## Figure dataset records
--
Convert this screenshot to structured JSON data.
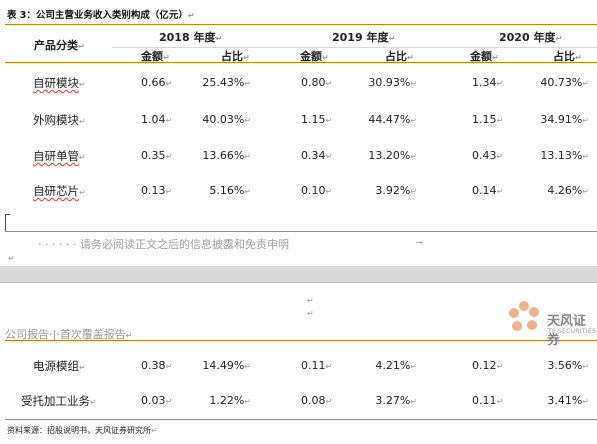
{
  "title": "表 3：公司主营业务收入类别构成（亿元）",
  "para_mark": "↵",
  "table": {
    "product_header": "产品分类",
    "years": [
      "2018 年度",
      "2019 年度",
      "2020 年度"
    ],
    "sub_headers": {
      "amount": "金额",
      "share": "占比"
    },
    "rows": [
      {
        "name": "自研模块",
        "v2018": "0.66",
        "p2018": "25.43%",
        "v2019": "0.80",
        "p2019": "30.93%",
        "v2020": "1.34",
        "p2020": "40.73%"
      },
      {
        "name": "外购模块",
        "v2018": "1.04",
        "p2018": "40.03%",
        "v2019": "1.15",
        "p2019": "44.47%",
        "v2020": "1.15",
        "p2020": "34.91%"
      },
      {
        "name": "自研单管",
        "v2018": "0.35",
        "p2018": "13.66%",
        "v2019": "0.34",
        "p2019": "13.20%",
        "v2020": "0.43",
        "p2020": "13.13%"
      },
      {
        "name": "自研芯片",
        "v2018": "0.13",
        "p2018": "5.16%",
        "v2019": "0.10",
        "p2019": "3.92%",
        "v2020": "0.14",
        "p2020": "4.26%"
      }
    ],
    "rows_after_break": [
      {
        "name": "电源模组",
        "v2018": "0.38",
        "p2018": "14.49%",
        "v2019": "0.11",
        "p2019": "4.21%",
        "v2020": "0.12",
        "p2020": "3.56%"
      },
      {
        "name": "受托加工业务",
        "v2018": "0.03",
        "p2018": "1.22%",
        "v2019": "0.08",
        "p2019": "3.27%",
        "v2020": "0.11",
        "p2020": "3.41%"
      }
    ]
  },
  "disclaimer": "· · · · · · 请务必阅读正文之后的信息披露和免责申明",
  "disclaimer_arrow": "→",
  "report_tag": "公司报告·|·首次覆盖报告",
  "logo": {
    "cn": "天风证券",
    "en": "TF SECURITIES"
  },
  "source": "资料来源：招股说明书，天风证券研究所",
  "colors": {
    "rule": "#c87f1a",
    "page_break": "#d7d7d7",
    "logo_petal": "#e8a57a"
  }
}
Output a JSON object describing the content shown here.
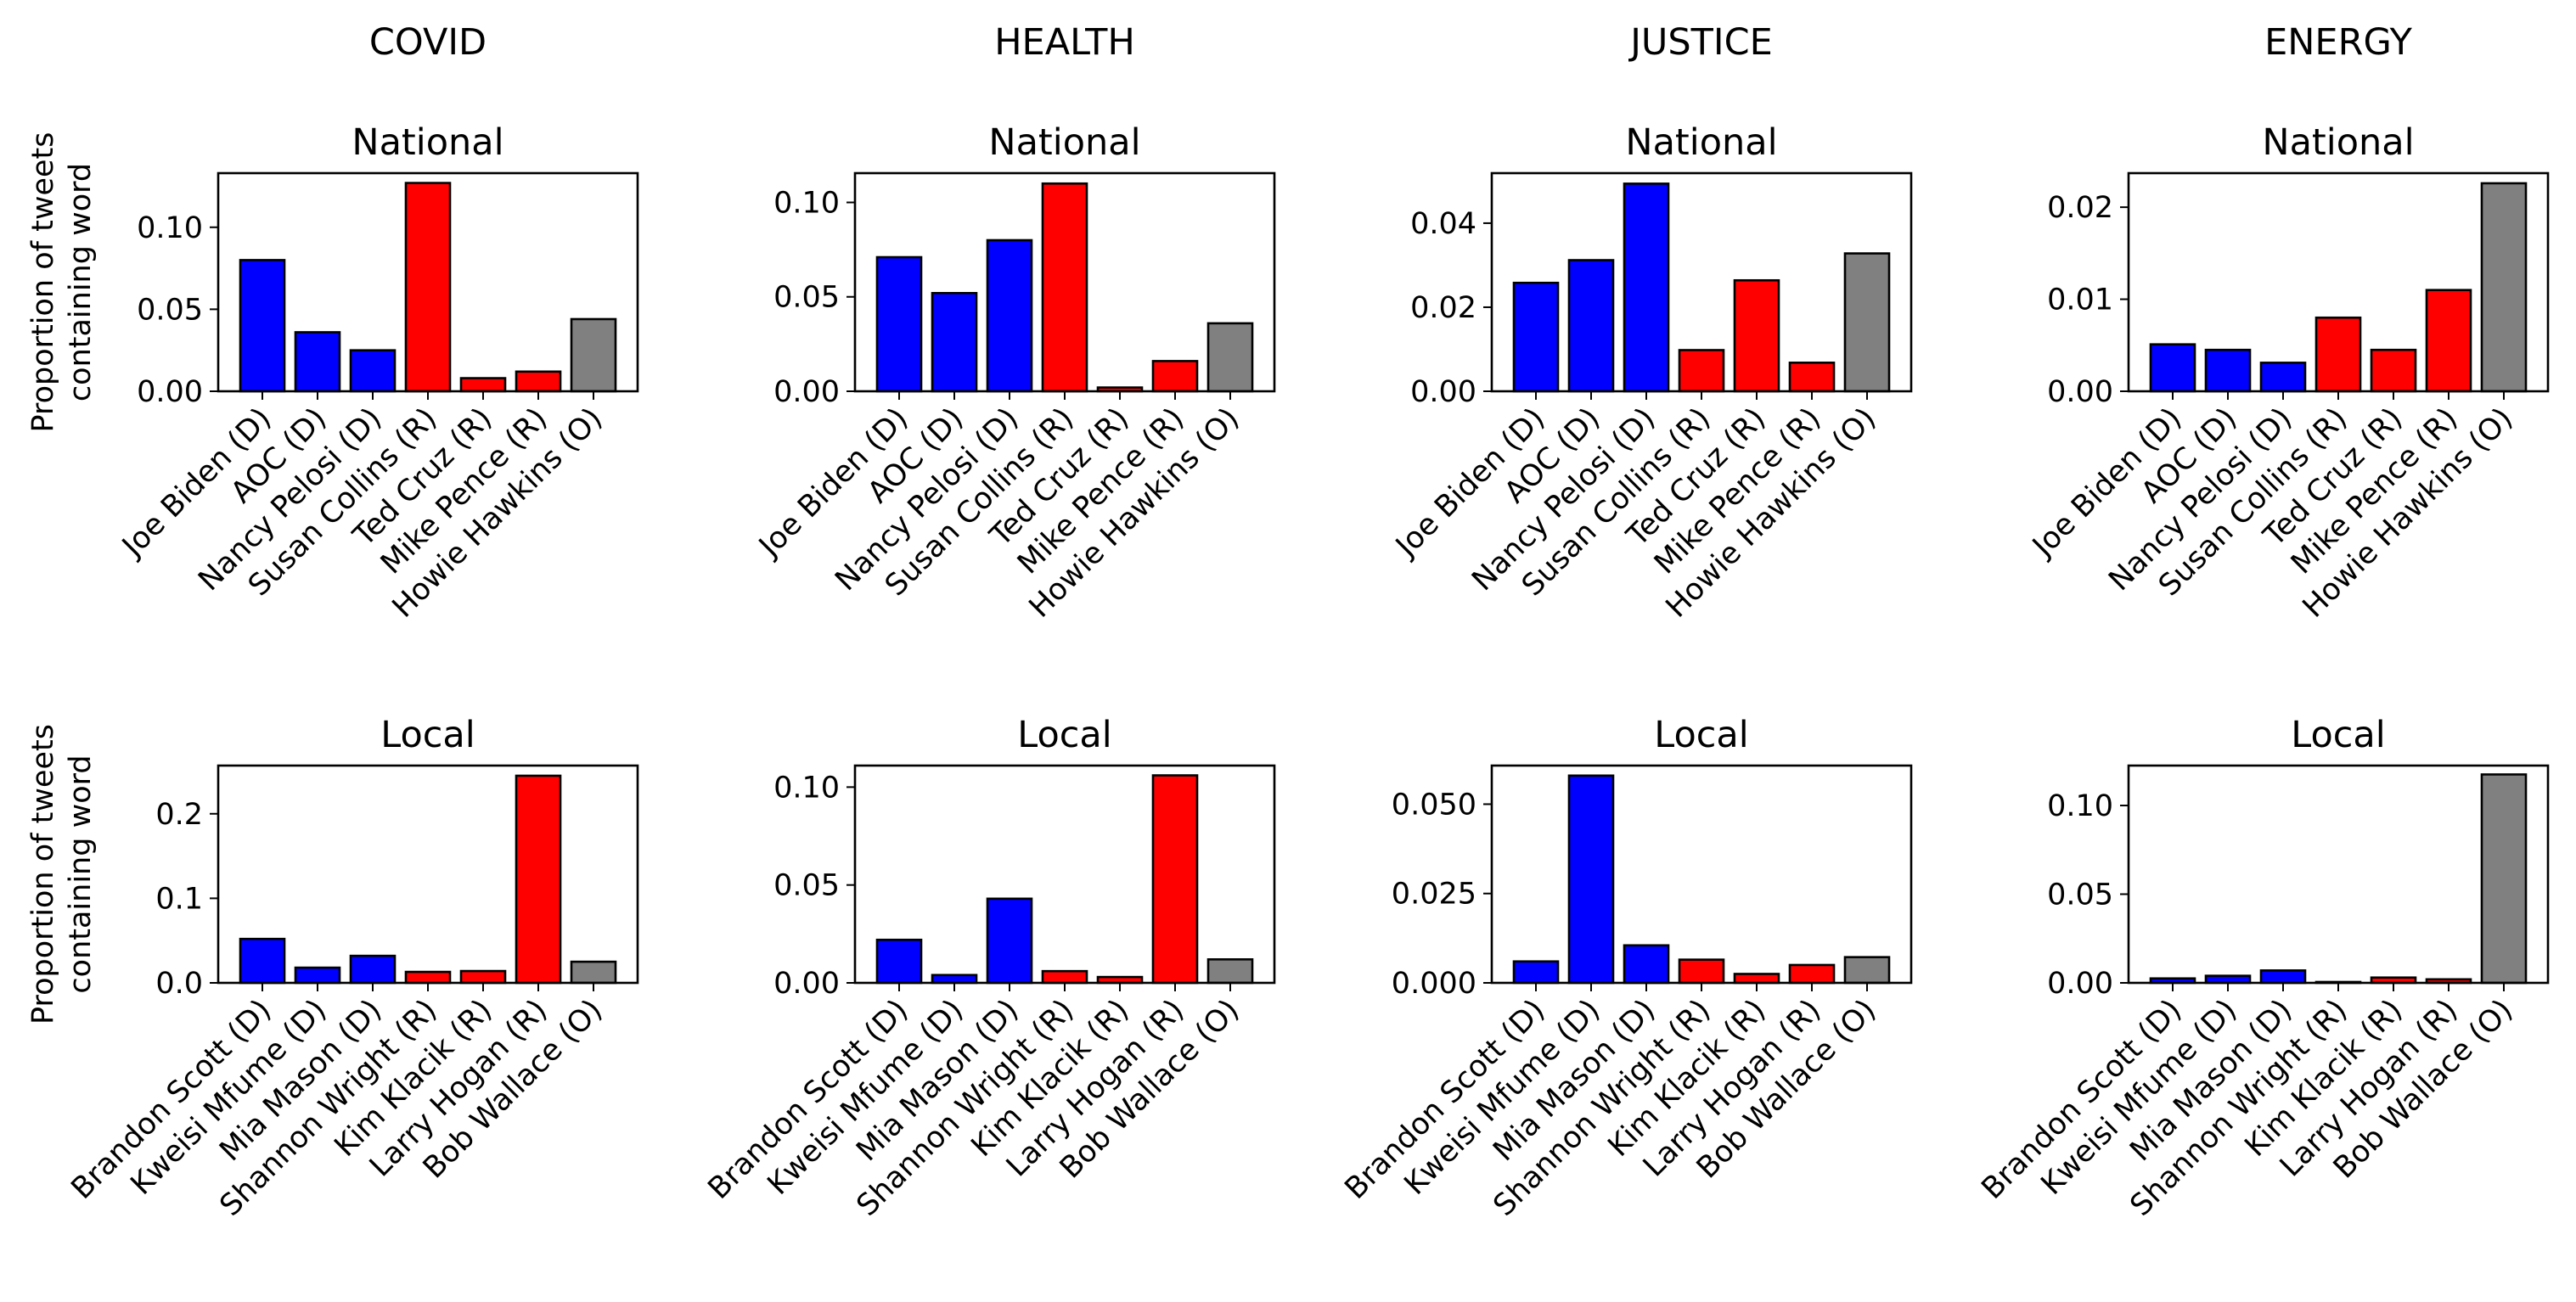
{
  "colors": {
    "D": "#0000ff",
    "R": "#ff0000",
    "O": "#808080"
  },
  "ylabel_lines": [
    "Proportion of tweets",
    "containing word"
  ],
  "rows": [
    {
      "key": "national",
      "title": "National",
      "categories": [
        "Joe Biden (D)",
        "AOC (D)",
        "Nancy Pelosi (D)",
        "Susan Collins (R)",
        "Ted Cruz (R)",
        "Mike Pence (R)",
        "Howie Hawkins (O)"
      ],
      "parties": [
        "D",
        "D",
        "D",
        "R",
        "R",
        "R",
        "O"
      ]
    },
    {
      "key": "local",
      "title": "Local",
      "categories": [
        "Brandon Scott (D)",
        "Kweisi Mfume (D)",
        "Mia Mason (D)",
        "Shannon Wright (R)",
        "Kim Klacik (R)",
        "Larry Hogan (R)",
        "Bob Wallace (O)"
      ],
      "parties": [
        "D",
        "D",
        "D",
        "R",
        "R",
        "R",
        "O"
      ]
    }
  ],
  "chart_data": [
    {
      "type": "bar",
      "topic": "COVID",
      "subtitle": "National",
      "ylabel": "Proportion of tweets containing word",
      "categories": [
        "Joe Biden (D)",
        "AOC (D)",
        "Nancy Pelosi (D)",
        "Susan Collins (R)",
        "Ted Cruz (R)",
        "Mike Pence (R)",
        "Howie Hawkins (O)"
      ],
      "values": [
        0.08,
        0.036,
        0.025,
        0.127,
        0.008,
        0.012,
        0.044
      ],
      "ylim": [
        0,
        0.133
      ],
      "yticks": [
        0.0,
        0.05,
        0.1
      ],
      "ytick_labels": [
        "0.00",
        "0.05",
        "0.10"
      ]
    },
    {
      "type": "bar",
      "topic": "HEALTH",
      "subtitle": "National",
      "ylabel": "",
      "categories": [
        "Joe Biden (D)",
        "AOC (D)",
        "Nancy Pelosi (D)",
        "Susan Collins (R)",
        "Ted Cruz (R)",
        "Mike Pence (R)",
        "Howie Hawkins (O)"
      ],
      "values": [
        0.071,
        0.052,
        0.08,
        0.11,
        0.002,
        0.016,
        0.036
      ],
      "ylim": [
        0,
        0.1155
      ],
      "yticks": [
        0.0,
        0.05,
        0.1
      ],
      "ytick_labels": [
        "0.00",
        "0.05",
        "0.10"
      ]
    },
    {
      "type": "bar",
      "topic": "JUSTICE",
      "subtitle": "National",
      "ylabel": "",
      "categories": [
        "Joe Biden (D)",
        "AOC (D)",
        "Nancy Pelosi (D)",
        "Susan Collins (R)",
        "Ted Cruz (R)",
        "Mike Pence (R)",
        "Howie Hawkins (O)"
      ],
      "values": [
        0.0258,
        0.0312,
        0.0494,
        0.0098,
        0.0264,
        0.0068,
        0.0328
      ],
      "ylim": [
        0,
        0.0519
      ],
      "yticks": [
        0.0,
        0.02,
        0.04
      ],
      "ytick_labels": [
        "0.00",
        "0.02",
        "0.04"
      ]
    },
    {
      "type": "bar",
      "topic": "ENERGY",
      "subtitle": "National",
      "ylabel": "",
      "categories": [
        "Joe Biden (D)",
        "AOC (D)",
        "Nancy Pelosi (D)",
        "Susan Collins (R)",
        "Ted Cruz (R)",
        "Mike Pence (R)",
        "Howie Hawkins (O)"
      ],
      "values": [
        0.0051,
        0.0045,
        0.0031,
        0.008,
        0.0045,
        0.011,
        0.0226
      ],
      "ylim": [
        0,
        0.0237
      ],
      "yticks": [
        0.0,
        0.01,
        0.02
      ],
      "ytick_labels": [
        "0.00",
        "0.01",
        "0.02"
      ]
    },
    {
      "type": "bar",
      "topic": "COVID",
      "subtitle": "Local",
      "ylabel": "Proportion of tweets containing word",
      "categories": [
        "Brandon Scott (D)",
        "Kweisi Mfume (D)",
        "Mia Mason (D)",
        "Shannon Wright (R)",
        "Kim Klacik (R)",
        "Larry Hogan (R)",
        "Bob Wallace (O)"
      ],
      "values": [
        0.052,
        0.018,
        0.032,
        0.013,
        0.014,
        0.245,
        0.025
      ],
      "ylim": [
        0,
        0.257
      ],
      "yticks": [
        0.0,
        0.1,
        0.2
      ],
      "ytick_labels": [
        "0.0",
        "0.1",
        "0.2"
      ]
    },
    {
      "type": "bar",
      "topic": "HEALTH",
      "subtitle": "Local",
      "ylabel": "",
      "categories": [
        "Brandon Scott (D)",
        "Kweisi Mfume (D)",
        "Mia Mason (D)",
        "Shannon Wright (R)",
        "Kim Klacik (R)",
        "Larry Hogan (R)",
        "Bob Wallace (O)"
      ],
      "values": [
        0.022,
        0.004,
        0.043,
        0.006,
        0.003,
        0.106,
        0.012
      ],
      "ylim": [
        0,
        0.111
      ],
      "yticks": [
        0.0,
        0.05,
        0.1
      ],
      "ytick_labels": [
        "0.00",
        "0.05",
        "0.10"
      ]
    },
    {
      "type": "bar",
      "topic": "JUSTICE",
      "subtitle": "Local",
      "ylabel": "",
      "categories": [
        "Brandon Scott (D)",
        "Kweisi Mfume (D)",
        "Mia Mason (D)",
        "Shannon Wright (R)",
        "Kim Klacik (R)",
        "Larry Hogan (R)",
        "Bob Wallace (O)"
      ],
      "values": [
        0.006,
        0.058,
        0.0105,
        0.0065,
        0.0025,
        0.005,
        0.0072
      ],
      "ylim": [
        0,
        0.0608
      ],
      "yticks": [
        0.0,
        0.025,
        0.05
      ],
      "ytick_labels": [
        "0.000",
        "0.025",
        "0.050"
      ]
    },
    {
      "type": "bar",
      "topic": "ENERGY",
      "subtitle": "Local",
      "ylabel": "",
      "categories": [
        "Brandon Scott (D)",
        "Kweisi Mfume (D)",
        "Mia Mason (D)",
        "Shannon Wright (R)",
        "Kim Klacik (R)",
        "Larry Hogan (R)",
        "Bob Wallace (O)"
      ],
      "values": [
        0.0025,
        0.004,
        0.007,
        0.0005,
        0.003,
        0.002,
        0.1175
      ],
      "ylim": [
        0,
        0.1225
      ],
      "yticks": [
        0.0,
        0.05,
        0.1
      ],
      "ytick_labels": [
        "0.00",
        "0.05",
        "0.10"
      ]
    }
  ]
}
--
## SHORT EXERCISE
Count the lines in the entries above that include the string "JSON", then give only that figure.

## ANSWER
2